### Petit exercice 1
Pour chaque affirmation, dites si elle va dans le sens de l'extrait sur Charlot : répondez par oui ou non et citez mot pour mot le passage qui tranche. (a) Chaplin est arrivé en Amérique en 1912. (b) D'après l'extrait, les gens connaissent mieux Chaplin que son personnage. (c) Dans le slapstick, le corps est le principal outil comique.
### Petit exercice 2
Recopiez tel quel le passage de l'extrait sur Charlot qui commence à « De son arrivée » et se termine à « principal outil comique). ».

### Extrait fourni

※

De son arrivée en Amérique en 1912 jusqu’à ses premiers longs métrages au début des années 20, Charles Chaplin aura construit un personnage : Charlot, et sous le format de ses courts métrages, il aura fait rire le monde entier tout en façonnant son cinéma, et même le cinéma. De l’école Mack Sennett à l’indépendance artistique, l’évolution est flagrante.
Car, aujourd’hui, lorsqu’on parle de Charles Chaplin c’est en réalité Charlot qui vient à l’esprit. Les gens connaissent plus ce petit bonhomme à la démarche si caractéristique que l’homme et l’artiste qui l’a créé. Charlot est pourtant le produit de Chaplin, sa création la plus géniale, son double cinématographique qui lui permet d’exprimer sur pellicules ses visions sur le monde et son art du slapstick (cet humour du cinéma américain muet où le corps est le principal outil comique).

Charlot, pour beaucoup d’entre nous, c’est un chapeau melon, une canne et une démarche sautillante (que tout le monde essaiera d’imiter aux quatre coins du monde). Mais, il ne faut pas s’arrêter aux caractéristiques physiques du personnage : Charlot est un cabotin, un éternel joueur qui aime rire et séduire. Si il pouvait ne jamais travailler et passer son temps à jouer, il le ferait certainement. Il travaille quand il le faut, n’hésitant pas à faire les travaux les plus ragoûtants, mais ce n’est au final que pour se payer du bon temps, du divertissement, ou pour pouvoir offrir un charmant dîner à une demoiselle qu’il convoite. Entre l'utopie de la société de loisirs et l'aliénation du travail, il est logique d'y voir une poésie imprégnée de marxisme, une sorte de bonheur universel et naïf.

※

### Matériel fourni
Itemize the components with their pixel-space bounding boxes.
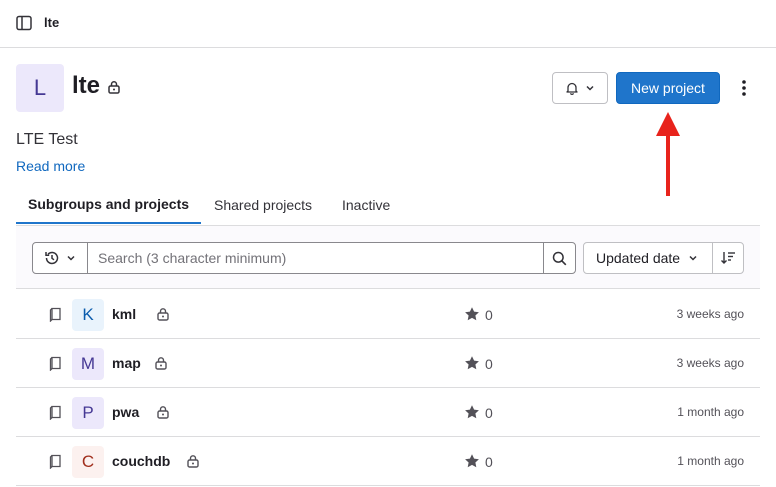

※

### Réponse finale 1
(a) Oui : « De son arrivée en Amérique en 1912 ».
(b) Non : « Les gens connaissent plus ce petit bonhomme à la démarche si caractéristique que l’homme et l’artiste qui l’a créé. »
(c) Oui : « cet humour du cinéma américain muet où le corps est le principal outil comique ».

### Réponse finale 2
De son arrivée en Amérique en 1912 jusqu’à ses premiers longs métrages au début des années 20, Charles Chaplin aura construit un personnage : Charlot, et sous le format de ses courts métrages, il aura fait rire le monde entier tout en façonnant son cinéma, et même le cinéma. De l’école Mack Sennett à l’indépendance artistique, l’évolution est flagrante.
Car, aujourd’hui, lorsqu’on parle de Charles Chaplin c’est en réalité Charlot qui vient à l’esprit. Les gens connaissent plus ce petit bonhomme à la démarche si caractéristique que l’homme et l’artiste qui l’a créé. Charlot est pourtant le produit de Chaplin, sa création la plus géniale, son double cinématographique qui lui permet d’exprimer sur pellicules ses visions sur le monde et son art du slapstick (cet humour du cinéma américain muet où le corps est le principal outil comique).